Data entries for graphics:
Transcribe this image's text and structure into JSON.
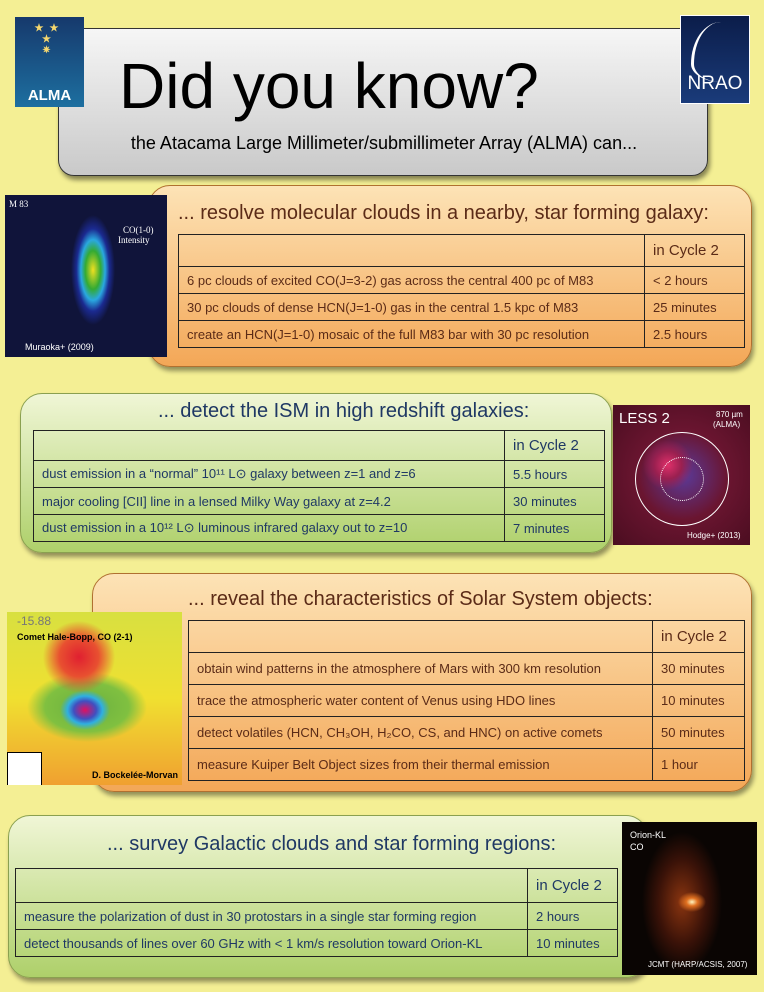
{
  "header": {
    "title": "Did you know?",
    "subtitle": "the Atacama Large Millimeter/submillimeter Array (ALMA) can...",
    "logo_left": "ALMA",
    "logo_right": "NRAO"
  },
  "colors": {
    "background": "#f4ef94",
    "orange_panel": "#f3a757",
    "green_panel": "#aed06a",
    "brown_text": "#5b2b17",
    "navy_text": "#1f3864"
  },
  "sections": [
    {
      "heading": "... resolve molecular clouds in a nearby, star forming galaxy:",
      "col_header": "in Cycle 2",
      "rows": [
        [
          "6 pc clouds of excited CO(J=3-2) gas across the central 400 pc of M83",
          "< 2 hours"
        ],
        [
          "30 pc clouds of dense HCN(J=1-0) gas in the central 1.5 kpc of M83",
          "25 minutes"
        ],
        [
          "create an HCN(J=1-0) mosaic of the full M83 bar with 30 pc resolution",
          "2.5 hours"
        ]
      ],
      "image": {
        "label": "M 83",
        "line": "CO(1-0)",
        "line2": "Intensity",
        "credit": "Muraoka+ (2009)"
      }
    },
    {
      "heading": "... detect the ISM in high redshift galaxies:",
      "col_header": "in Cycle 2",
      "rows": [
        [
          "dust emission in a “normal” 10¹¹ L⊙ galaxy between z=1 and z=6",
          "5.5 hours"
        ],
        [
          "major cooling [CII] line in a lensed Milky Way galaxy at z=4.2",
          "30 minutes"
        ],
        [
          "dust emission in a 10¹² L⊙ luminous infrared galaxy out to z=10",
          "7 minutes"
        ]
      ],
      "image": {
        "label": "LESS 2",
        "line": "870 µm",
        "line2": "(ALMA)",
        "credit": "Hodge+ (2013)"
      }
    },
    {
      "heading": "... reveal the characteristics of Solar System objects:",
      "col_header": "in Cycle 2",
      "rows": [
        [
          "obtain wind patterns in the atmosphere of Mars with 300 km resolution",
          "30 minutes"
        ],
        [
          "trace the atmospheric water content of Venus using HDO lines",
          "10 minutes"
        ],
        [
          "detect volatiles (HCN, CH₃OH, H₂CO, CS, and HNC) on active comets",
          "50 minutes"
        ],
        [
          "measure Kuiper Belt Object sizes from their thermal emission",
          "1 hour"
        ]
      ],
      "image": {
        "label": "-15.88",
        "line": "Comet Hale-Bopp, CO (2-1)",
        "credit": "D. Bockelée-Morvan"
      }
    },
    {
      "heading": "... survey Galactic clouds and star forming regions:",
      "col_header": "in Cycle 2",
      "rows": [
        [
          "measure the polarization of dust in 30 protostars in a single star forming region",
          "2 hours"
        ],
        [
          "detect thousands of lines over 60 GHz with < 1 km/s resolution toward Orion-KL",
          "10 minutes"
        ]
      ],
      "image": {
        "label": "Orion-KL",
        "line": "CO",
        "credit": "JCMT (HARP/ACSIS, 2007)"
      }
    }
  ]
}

Task statement: Can you retype every record above exactly, leaving out the pictures?

The result:
Transcribe this image's text and structure into JSON.
{
  "header": {
    "title": "Did you know?",
    "subtitle": "the Atacama Large Millimeter/submillimeter Array (ALMA) can...",
    "logo_left": "ALMA",
    "logo_right": "NRAO"
  },
  "colors": {
    "background": "#f4ef94",
    "orange_panel": "#f3a757",
    "green_panel": "#aed06a",
    "brown_text": "#5b2b17",
    "navy_text": "#1f3864"
  },
  "sections": [
    {
      "heading": "... resolve molecular clouds in a nearby, star forming galaxy:",
      "col_header": "in Cycle 2",
      "rows": [
        [
          "6 pc clouds of excited CO(J=3-2) gas across the central 400 pc of M83",
          "< 2 hours"
        ],
        [
          "30 pc clouds of dense HCN(J=1-0) gas in the central 1.5 kpc of M83",
          "25 minutes"
        ],
        [
          "create an HCN(J=1-0) mosaic of the full M83 bar with 30 pc resolution",
          "2.5 hours"
        ]
      ],
      "image": {
        "label": "M 83",
        "line": "CO(1-0)",
        "line2": "Intensity",
        "credit": "Muraoka+ (2009)"
      }
    },
    {
      "heading": "... detect the ISM in high redshift galaxies:",
      "col_header": "in Cycle 2",
      "rows": [
        [
          "dust emission in a “normal” 10¹¹ L⊙ galaxy between z=1 and z=6",
          "5.5 hours"
        ],
        [
          "major cooling [CII] line in a lensed Milky Way galaxy at z=4.2",
          "30 minutes"
        ],
        [
          "dust emission in a 10¹² L⊙ luminous infrared galaxy out to z=10",
          "7 minutes"
        ]
      ],
      "image": {
        "label": "LESS 2",
        "line": "870 µm",
        "line2": "(ALMA)",
        "credit": "Hodge+ (2013)"
      }
    },
    {
      "heading": "... reveal the characteristics of Solar System objects:",
      "col_header": "in Cycle 2",
      "rows": [
        [
          "obtain wind patterns in the atmosphere of Mars with 300 km resolution",
          "30 minutes"
        ],
        [
          "trace the atmospheric water content of Venus using HDO lines",
          "10 minutes"
        ],
        [
          "detect volatiles (HCN, CH₃OH, H₂CO, CS, and HNC) on active comets",
          "50 minutes"
        ],
        [
          "measure Kuiper Belt Object sizes from their thermal emission",
          "1 hour"
        ]
      ],
      "image": {
        "label": "-15.88",
        "line": "Comet Hale-Bopp, CO (2-1)",
        "credit": "D. Bockelée-Morvan"
      }
    },
    {
      "heading": "... survey Galactic clouds and star forming regions:",
      "col_header": "in Cycle 2",
      "rows": [
        [
          "measure the polarization of dust in 30 protostars in a single star forming region",
          "2 hours"
        ],
        [
          "detect thousands of lines over 60 GHz with < 1 km/s resolution toward Orion-KL",
          "10 minutes"
        ]
      ],
      "image": {
        "label": "Orion-KL",
        "line": "CO",
        "credit": "JCMT (HARP/ACSIS, 2007)"
      }
    }
  ]
}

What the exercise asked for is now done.